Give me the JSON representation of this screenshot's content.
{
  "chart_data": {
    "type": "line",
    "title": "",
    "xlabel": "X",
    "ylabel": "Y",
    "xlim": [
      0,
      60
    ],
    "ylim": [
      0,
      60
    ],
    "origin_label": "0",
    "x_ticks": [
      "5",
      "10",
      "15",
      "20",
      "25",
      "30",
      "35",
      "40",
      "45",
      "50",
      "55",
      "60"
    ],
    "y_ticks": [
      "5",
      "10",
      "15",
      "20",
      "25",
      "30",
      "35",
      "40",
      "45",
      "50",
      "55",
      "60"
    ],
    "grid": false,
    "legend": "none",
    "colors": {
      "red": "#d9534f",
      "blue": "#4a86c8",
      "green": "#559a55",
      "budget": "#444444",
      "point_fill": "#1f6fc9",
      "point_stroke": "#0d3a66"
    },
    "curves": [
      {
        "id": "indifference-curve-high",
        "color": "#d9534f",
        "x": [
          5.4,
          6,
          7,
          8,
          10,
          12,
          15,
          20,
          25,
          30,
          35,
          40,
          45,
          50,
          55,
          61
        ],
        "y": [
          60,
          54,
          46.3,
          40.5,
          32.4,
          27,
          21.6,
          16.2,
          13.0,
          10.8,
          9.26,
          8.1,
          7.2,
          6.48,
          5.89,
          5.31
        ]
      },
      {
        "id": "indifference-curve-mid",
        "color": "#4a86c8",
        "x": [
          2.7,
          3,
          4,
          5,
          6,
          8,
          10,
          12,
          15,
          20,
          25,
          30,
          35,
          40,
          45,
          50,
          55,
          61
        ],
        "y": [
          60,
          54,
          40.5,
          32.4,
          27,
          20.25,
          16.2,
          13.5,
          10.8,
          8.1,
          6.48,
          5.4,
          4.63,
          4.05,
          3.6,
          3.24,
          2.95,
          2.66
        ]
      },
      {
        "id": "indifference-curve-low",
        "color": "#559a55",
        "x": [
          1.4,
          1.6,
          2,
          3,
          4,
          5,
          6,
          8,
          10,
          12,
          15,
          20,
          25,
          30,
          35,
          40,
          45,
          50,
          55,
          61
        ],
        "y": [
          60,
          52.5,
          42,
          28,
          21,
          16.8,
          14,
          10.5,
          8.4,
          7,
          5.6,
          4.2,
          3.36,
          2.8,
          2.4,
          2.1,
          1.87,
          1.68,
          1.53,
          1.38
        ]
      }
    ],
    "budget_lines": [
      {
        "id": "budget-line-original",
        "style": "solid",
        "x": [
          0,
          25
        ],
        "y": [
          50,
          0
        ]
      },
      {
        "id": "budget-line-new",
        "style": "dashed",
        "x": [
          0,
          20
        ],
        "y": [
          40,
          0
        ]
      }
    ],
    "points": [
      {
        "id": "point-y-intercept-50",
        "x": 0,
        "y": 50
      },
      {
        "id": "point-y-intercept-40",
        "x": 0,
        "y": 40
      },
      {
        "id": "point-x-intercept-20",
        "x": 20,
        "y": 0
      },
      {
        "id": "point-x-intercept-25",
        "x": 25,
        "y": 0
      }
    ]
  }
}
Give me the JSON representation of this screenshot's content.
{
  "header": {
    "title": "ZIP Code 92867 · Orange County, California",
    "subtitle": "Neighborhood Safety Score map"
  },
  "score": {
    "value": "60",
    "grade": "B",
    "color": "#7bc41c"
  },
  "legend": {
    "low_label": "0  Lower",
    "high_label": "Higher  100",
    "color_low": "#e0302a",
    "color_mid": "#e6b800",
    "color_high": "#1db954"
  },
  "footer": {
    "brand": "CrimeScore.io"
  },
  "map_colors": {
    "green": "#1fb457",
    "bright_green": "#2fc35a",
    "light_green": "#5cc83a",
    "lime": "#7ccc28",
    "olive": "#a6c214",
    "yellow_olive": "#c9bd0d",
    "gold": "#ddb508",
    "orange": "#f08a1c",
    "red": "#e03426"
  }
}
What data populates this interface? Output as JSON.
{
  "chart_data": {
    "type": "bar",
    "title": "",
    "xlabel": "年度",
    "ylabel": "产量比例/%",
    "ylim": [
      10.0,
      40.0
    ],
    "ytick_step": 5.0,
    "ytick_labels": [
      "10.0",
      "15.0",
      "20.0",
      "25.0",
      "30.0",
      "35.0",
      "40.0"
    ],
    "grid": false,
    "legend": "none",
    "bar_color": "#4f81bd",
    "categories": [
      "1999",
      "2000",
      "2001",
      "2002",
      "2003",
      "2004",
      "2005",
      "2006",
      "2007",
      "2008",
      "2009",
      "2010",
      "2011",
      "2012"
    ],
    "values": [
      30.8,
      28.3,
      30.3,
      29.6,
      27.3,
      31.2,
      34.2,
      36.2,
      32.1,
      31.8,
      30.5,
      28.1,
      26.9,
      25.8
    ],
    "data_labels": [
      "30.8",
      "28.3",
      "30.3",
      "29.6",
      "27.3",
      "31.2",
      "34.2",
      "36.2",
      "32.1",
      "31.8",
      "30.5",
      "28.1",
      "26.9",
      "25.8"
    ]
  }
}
+++
-- Challenge --
Copy each line holding the word "intercept" from the listing above.

-- Output of the task --
        "id": "point-y-intercept-50",
        "id": "point-y-intercept-40",
        "id": "point-x-intercept-20",
        "id": "point-x-intercept-25",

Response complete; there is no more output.